### DATASET CONTENT:
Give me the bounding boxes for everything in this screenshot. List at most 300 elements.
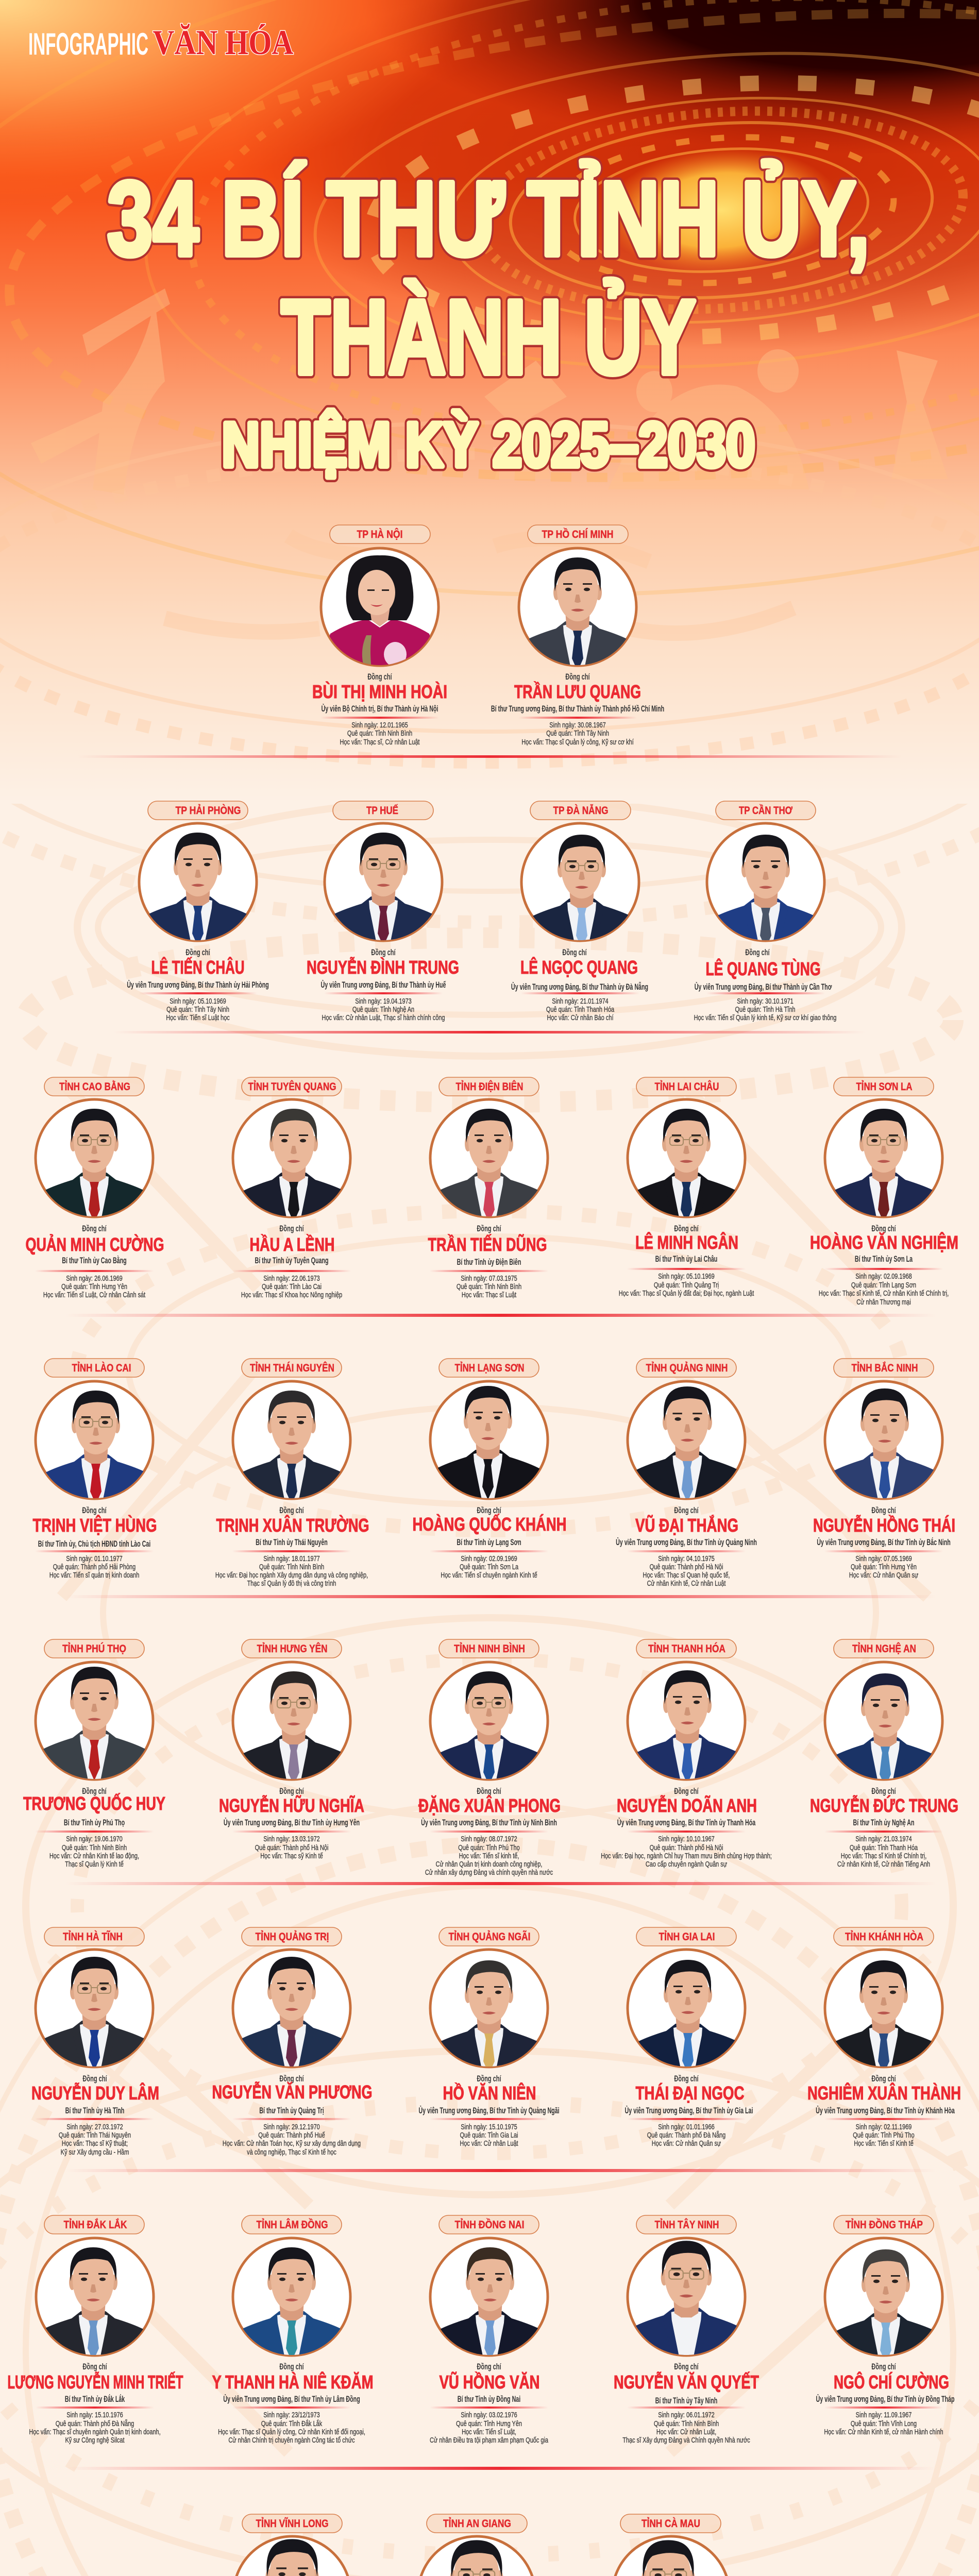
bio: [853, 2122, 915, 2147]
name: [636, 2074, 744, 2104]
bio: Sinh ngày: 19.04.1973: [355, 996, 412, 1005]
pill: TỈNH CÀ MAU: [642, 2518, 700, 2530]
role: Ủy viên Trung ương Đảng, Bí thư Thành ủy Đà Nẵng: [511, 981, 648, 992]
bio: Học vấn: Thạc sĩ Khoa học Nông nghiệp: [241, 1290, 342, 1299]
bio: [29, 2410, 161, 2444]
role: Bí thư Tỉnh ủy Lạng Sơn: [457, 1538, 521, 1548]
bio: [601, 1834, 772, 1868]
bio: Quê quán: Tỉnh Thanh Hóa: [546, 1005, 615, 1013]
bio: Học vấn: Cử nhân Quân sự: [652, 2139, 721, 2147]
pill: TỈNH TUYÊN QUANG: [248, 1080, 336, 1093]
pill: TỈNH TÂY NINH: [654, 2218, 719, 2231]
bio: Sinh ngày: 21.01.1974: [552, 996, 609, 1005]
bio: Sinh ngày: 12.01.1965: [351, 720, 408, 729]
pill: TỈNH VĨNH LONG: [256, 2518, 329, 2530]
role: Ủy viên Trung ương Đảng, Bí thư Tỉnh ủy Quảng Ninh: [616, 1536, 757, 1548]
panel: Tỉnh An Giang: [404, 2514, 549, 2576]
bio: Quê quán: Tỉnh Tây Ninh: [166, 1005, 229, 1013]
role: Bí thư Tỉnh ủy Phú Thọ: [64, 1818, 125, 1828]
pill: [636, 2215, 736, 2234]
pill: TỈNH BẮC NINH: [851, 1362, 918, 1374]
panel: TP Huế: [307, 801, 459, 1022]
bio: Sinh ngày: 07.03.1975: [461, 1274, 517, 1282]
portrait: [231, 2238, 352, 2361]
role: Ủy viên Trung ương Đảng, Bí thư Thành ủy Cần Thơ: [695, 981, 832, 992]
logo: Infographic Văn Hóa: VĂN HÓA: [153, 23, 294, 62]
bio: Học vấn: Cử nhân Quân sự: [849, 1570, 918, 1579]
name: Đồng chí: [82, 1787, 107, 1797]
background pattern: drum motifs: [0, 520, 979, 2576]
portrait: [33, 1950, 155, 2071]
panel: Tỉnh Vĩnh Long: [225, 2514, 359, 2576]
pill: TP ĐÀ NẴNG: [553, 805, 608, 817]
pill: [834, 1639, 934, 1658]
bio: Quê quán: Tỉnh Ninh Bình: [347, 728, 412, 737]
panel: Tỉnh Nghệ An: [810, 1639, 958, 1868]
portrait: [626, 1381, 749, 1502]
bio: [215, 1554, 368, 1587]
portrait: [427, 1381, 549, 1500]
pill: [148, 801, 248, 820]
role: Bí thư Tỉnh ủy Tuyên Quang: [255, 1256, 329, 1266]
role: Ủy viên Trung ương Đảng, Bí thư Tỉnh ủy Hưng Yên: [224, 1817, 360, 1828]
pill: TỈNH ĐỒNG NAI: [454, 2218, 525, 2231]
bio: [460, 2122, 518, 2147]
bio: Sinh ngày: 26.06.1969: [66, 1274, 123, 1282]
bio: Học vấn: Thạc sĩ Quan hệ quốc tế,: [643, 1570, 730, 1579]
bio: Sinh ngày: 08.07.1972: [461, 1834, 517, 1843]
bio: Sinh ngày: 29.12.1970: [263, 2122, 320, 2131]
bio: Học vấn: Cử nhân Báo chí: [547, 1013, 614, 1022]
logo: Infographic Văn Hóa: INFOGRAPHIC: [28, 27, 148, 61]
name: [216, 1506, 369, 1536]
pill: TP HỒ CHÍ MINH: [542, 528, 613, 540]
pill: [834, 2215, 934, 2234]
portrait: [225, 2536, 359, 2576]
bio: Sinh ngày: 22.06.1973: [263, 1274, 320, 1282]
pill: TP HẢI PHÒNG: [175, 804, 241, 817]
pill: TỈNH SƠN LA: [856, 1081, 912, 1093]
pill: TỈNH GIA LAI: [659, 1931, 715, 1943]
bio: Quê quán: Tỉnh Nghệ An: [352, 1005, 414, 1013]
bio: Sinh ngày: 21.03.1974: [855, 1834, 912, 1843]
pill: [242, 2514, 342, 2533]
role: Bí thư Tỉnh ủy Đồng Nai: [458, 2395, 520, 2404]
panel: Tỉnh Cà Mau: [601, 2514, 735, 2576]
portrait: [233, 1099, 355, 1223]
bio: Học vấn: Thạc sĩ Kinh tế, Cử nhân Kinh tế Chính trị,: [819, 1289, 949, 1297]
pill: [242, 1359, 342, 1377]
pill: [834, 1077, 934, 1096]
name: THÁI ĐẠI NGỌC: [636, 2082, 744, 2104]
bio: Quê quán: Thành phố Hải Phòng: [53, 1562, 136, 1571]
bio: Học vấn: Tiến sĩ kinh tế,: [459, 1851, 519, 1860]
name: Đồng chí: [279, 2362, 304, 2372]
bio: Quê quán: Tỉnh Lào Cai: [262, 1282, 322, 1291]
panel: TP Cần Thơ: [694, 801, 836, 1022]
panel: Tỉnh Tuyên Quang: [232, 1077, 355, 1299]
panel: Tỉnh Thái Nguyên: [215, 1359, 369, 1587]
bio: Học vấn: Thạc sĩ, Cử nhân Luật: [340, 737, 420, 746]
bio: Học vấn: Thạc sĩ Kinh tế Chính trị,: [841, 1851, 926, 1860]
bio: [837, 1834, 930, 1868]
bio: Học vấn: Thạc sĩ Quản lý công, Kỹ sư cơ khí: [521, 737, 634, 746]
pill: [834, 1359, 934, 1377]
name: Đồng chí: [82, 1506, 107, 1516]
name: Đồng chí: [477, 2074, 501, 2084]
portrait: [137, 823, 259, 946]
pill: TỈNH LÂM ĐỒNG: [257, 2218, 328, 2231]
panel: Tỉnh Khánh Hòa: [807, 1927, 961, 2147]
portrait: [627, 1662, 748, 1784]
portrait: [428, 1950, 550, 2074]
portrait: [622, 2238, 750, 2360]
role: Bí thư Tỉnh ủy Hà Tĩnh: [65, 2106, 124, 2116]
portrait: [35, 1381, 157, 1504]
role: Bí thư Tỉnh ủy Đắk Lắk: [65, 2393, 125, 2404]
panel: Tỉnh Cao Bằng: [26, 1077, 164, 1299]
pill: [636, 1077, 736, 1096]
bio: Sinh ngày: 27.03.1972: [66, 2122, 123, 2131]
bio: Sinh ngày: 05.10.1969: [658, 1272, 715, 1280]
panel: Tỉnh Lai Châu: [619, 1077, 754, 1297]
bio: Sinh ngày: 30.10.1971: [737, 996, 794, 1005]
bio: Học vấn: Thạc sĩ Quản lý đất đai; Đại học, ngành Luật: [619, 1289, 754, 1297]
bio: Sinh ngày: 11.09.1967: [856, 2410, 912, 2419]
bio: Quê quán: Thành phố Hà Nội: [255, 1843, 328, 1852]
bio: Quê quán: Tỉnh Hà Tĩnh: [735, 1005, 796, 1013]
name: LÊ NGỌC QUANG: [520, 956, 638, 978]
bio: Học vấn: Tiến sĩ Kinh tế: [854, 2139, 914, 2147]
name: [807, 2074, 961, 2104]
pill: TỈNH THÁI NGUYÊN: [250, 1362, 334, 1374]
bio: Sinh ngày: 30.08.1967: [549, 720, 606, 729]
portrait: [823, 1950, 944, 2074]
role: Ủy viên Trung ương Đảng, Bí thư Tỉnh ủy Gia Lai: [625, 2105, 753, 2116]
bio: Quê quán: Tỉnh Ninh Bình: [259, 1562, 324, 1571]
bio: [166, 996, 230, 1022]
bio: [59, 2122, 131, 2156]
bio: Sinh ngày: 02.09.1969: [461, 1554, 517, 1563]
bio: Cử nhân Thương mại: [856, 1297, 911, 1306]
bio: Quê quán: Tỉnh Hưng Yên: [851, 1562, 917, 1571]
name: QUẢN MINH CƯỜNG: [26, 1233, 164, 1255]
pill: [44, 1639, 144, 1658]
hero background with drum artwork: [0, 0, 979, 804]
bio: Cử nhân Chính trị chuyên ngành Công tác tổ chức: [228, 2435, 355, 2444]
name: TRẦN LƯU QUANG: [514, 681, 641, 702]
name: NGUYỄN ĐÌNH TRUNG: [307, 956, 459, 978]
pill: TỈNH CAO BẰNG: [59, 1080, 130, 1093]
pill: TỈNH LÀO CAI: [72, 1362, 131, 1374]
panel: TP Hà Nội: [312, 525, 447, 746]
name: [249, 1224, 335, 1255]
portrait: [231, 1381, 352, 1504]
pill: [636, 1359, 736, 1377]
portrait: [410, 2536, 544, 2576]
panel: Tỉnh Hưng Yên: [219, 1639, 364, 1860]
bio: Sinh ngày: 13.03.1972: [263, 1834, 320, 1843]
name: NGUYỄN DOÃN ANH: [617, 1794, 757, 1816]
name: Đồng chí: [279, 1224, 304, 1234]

### STATED PROBLEM:
Reproduce the records verbatim, starting at the line containing "bio: [853, 2122, 915, 2147]" and ending at the line containing "panel: Tỉnh Nghệ An: [810, 1639, 958, 1868]", with both of those lines included.

### WRITTEN ANSWER:
bio: [853, 2122, 915, 2147]
name: [636, 2074, 744, 2104]
bio: Sinh ngày: 19.04.1973: [355, 996, 412, 1005]
pill: TỈNH CÀ MAU: [642, 2518, 700, 2530]
role: Ủy viên Trung ương Đảng, Bí thư Thành ủy Đà Nẵng: [511, 981, 648, 992]
bio: Học vấn: Thạc sĩ Khoa học Nông nghiệp: [241, 1290, 342, 1299]
bio: [29, 2410, 161, 2444]
role: Bí thư Tỉnh ủy Lạng Sơn: [457, 1538, 521, 1548]
bio: [601, 1834, 772, 1868]
bio: Quê quán: Tỉnh Thanh Hóa: [546, 1005, 615, 1013]
bio: Học vấn: Cử nhân Quân sự: [652, 2139, 721, 2147]
pill: TỈNH TUYÊN QUANG: [248, 1080, 336, 1093]
pill: TỈNH TÂY NINH: [654, 2218, 719, 2231]
bio: Sinh ngày: 21.01.1974: [552, 996, 609, 1005]
bio: Sinh ngày: 12.01.1965: [351, 720, 408, 729]
pill: TỈNH VĨNH LONG: [256, 2518, 329, 2530]
role: Ủy viên Trung ương Đảng, Bí thư Tỉnh ủy Quảng Ninh: [616, 1536, 757, 1548]
panel: Tỉnh An Giang: [404, 2514, 549, 2576]
bio: Quê quán: Tỉnh Tây Ninh: [166, 1005, 229, 1013]
role: Bí thư Tỉnh ủy Phú Thọ: [64, 1818, 125, 1828]
pill: [636, 2215, 736, 2234]
pill: TỈNH BẮC NINH: [851, 1362, 918, 1374]
panel: TP Huế: [307, 801, 459, 1022]
bio: Sinh ngày: 07.03.1975: [461, 1274, 517, 1282]
portrait: [231, 2238, 352, 2361]
role: Ủy viên Trung ương Đảng, Bí thư Thành ủy Cần Thơ: [695, 981, 832, 992]
logo: Infographic Văn Hóa: VĂN HÓA: [153, 23, 294, 62]
bio: Học vấn: Cử nhân Quân sự: [849, 1570, 918, 1579]
name: Đồng chí: [82, 1787, 107, 1797]
background pattern: drum motifs: [0, 520, 979, 2576]
portrait: [33, 1950, 155, 2071]
panel: Tỉnh Vĩnh Long: [225, 2514, 359, 2576]
pill: TP ĐÀ NẴNG: [553, 805, 608, 817]
pill: [834, 1639, 934, 1658]
bio: Quê quán: Tỉnh Ninh Bình: [347, 728, 412, 737]
panel: Tỉnh Nghệ An: [810, 1639, 958, 1868]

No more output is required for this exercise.